STATED GOAL - Each line in the entries below that holds the string "name" is to be listed.

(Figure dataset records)
□ □ □ □ □

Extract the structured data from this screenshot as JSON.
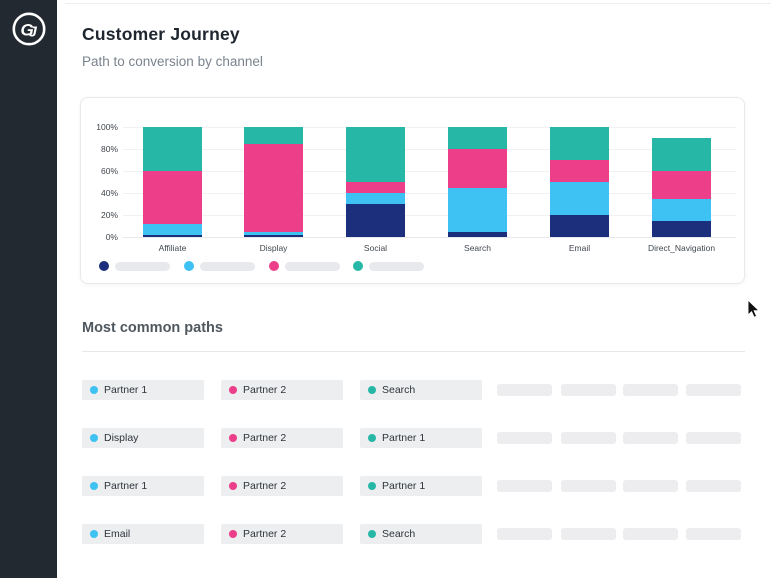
{
  "header": {
    "title": "Customer Journey",
    "subtitle": "Path to conversion by channel"
  },
  "logo": {
    "monogram": "GJ"
  },
  "chart_data": {
    "type": "bar",
    "variant": "stacked-100-percent",
    "title": "",
    "xlabel": "",
    "ylabel": "",
    "categories": [
      "Affiliate",
      "Display",
      "Social",
      "Search",
      "Email",
      "Direct_Navigation"
    ],
    "series": [
      {
        "name": "segment-navy",
        "color": "#1B2F7D",
        "values": [
          2,
          2,
          30,
          5,
          20,
          15
        ]
      },
      {
        "name": "segment-lightblue",
        "color": "#3EC1F3",
        "values": [
          10,
          3,
          10,
          40,
          30,
          20
        ]
      },
      {
        "name": "segment-pink",
        "color": "#ED3E8A",
        "values": [
          48,
          80,
          10,
          35,
          20,
          25
        ]
      },
      {
        "name": "segment-teal",
        "color": "#26B7A6",
        "values": [
          40,
          15,
          50,
          20,
          30,
          30
        ]
      }
    ],
    "stack_totals": [
      100,
      100,
      100,
      100,
      100,
      90
    ],
    "y_ticks": [
      "0%",
      "20%",
      "40%",
      "60%",
      "80%",
      "100%"
    ],
    "ylim": [
      0,
      100
    ],
    "grid": true,
    "legend": {
      "position": "bottom-left",
      "labels_redacted": true,
      "entries": [
        {
          "color": "#1B2F7D"
        },
        {
          "color": "#3EC1F3"
        },
        {
          "color": "#ED3E8A"
        },
        {
          "color": "#26B7A6"
        }
      ]
    }
  },
  "paths": {
    "title": "Most common paths",
    "rows": [
      {
        "steps": [
          {
            "label": "Partner 1",
            "dot_color": "#3EC1F3"
          },
          {
            "label": "Partner 2",
            "dot_color": "#ED3E8A"
          },
          {
            "label": "Search",
            "dot_color": "#26B7A6"
          }
        ],
        "placeholder_count": 4
      },
      {
        "steps": [
          {
            "label": "Display",
            "dot_color": "#3EC1F3"
          },
          {
            "label": "Partner 2",
            "dot_color": "#ED3E8A"
          },
          {
            "label": "Partner 1",
            "dot_color": "#26B7A6"
          }
        ],
        "placeholder_count": 4
      },
      {
        "steps": [
          {
            "label": "Partner 1",
            "dot_color": "#3EC1F3"
          },
          {
            "label": "Partner 2",
            "dot_color": "#ED3E8A"
          },
          {
            "label": "Partner 1",
            "dot_color": "#26B7A6"
          }
        ],
        "placeholder_count": 4
      },
      {
        "steps": [
          {
            "label": "Email",
            "dot_color": "#3EC1F3"
          },
          {
            "label": "Partner 2",
            "dot_color": "#ED3E8A"
          },
          {
            "label": "Search",
            "dot_color": "#26B7A6"
          }
        ],
        "placeholder_count": 4
      }
    ]
  },
  "colors": {
    "sidebar_bg": "#232931",
    "navy": "#1B2F7D",
    "lightblue": "#3EC1F3",
    "pink": "#ED3E8A",
    "teal": "#26B7A6",
    "pill_bg": "#ECEEF0",
    "placeholder_bg": "#EDEDEF"
  }
}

□ □ □ □ □

EXPECTED ANSWER -
        "name": "segment-navy",
        "name": "segment-lightblue",
        "name": "segment-pink",
        "name": "segment-teal",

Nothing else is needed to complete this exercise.